### [Your instructions]
Gather from the material every line that contains the string "nouveaux".

### [Supplied entries]
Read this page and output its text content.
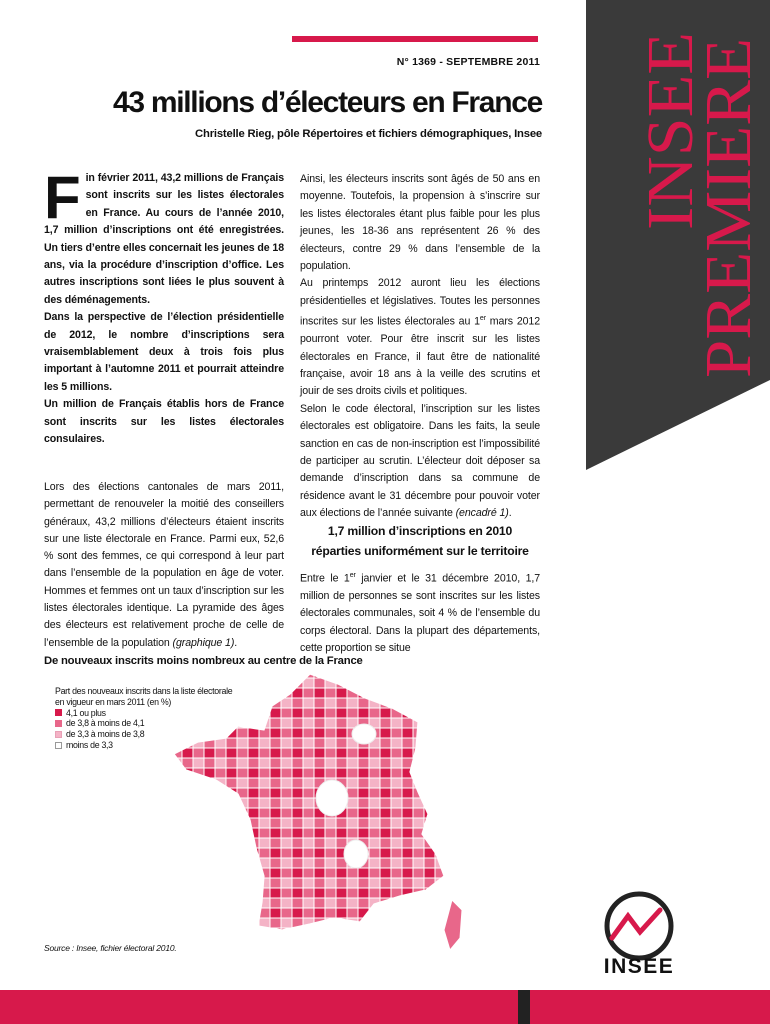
N° 1369 - SEPTEMBRE 2011
43 millions d’électeurs en France
Christelle Rieg, pôle Répertoires et fichiers démographiques, Insee INSEE
PREMIERE
F in février 2011, 43,2 millions de Français sont inscrits sur les listes électorales en France. Au cours de l’année 2010, 1,7 million d’inscriptions ont été enregistrées. Un tiers d’entre elles concernait les jeunes de 18 ans, via la procédure d’inscription d’office. Les autres inscriptions sont liées le plus souvent à des déménagements.

Dans la perspective de l’élection présidentielle de 2012, le nombre d’inscriptions sera vraisemblablement deux à trois fois plus important à l’automne 2011 et pourrait atteindre les 5 millions.

Un million de Français établis hors de France sont inscrits sur les listes électorales consulaires.

Lors des élections cantonales de mars 2011, permettant de renouveler la moitié des conseillers généraux, 43,2 millions d’électeurs étaient inscrits sur une liste électorale en France. Parmi eux, 52,6 % sont des femmes, ce qui correspond à leur part dans l’ensemble de la population en âge de voter. Hommes et femmes ont un taux d’inscription sur les listes électorales identique. La pyramide des âges des électeurs est relativement proche de celle de l’ensemble de la population (graphique 1).

Ainsi, les électeurs inscrits sont âgés de 50 ans en moyenne. Toutefois, la propension à s’inscrire sur les listes électorales étant plus faible pour les plus jeunes, les 18-36 ans représentent 26 % des électeurs, contre 29 % dans l’ensemble de la population.

Au printemps 2012 auront lieu les élections présidentielles et législatives. Toutes les personnes inscrites sur les listes électorales au 1er mars 2012 pourront voter. Pour être inscrit sur les listes électorales en France, il faut être de nationalité française, avoir 18 ans à la veille des scrutins et jouir de ses droits civils et politiques.

Selon le code électoral, l’inscription sur les listes électorales est obligatoire. Dans les faits, la seule sanction en cas de non-inscription est l’impossibilité de participer au scrutin. L’électeur doit déposer sa demande d’inscription dans sa commune de résidence avant le 31 décembre pour pouvoir voter aux élections de l’année suivante (encadré 1).

1,7 million d’inscriptions en 2010
réparties uniformément sur le territoire

Entre le 1er janvier et le 31 décembre 2010, 1,7 million de personnes se sont inscrites sur les listes électorales communales, soit 4 % de l’ensemble du corps électoral. Dans la plupart des départements, cette proportion se situe

De nouveaux inscrits moins nombreux au centre de la France
Part des nouveaux inscrits dans la liste électorale
en vigueur en mars 2011 (en %)
4,1 ou plus
de 3,8 à moins de 4,1
de 3,3 à moins de 3,8
moins de 3,3
Source : Insee, fichier électoral 2010.
INSEE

### [The result]
De nouveaux inscrits moins nombreux au centre de la France
Part des nouveaux inscrits dans la liste électorale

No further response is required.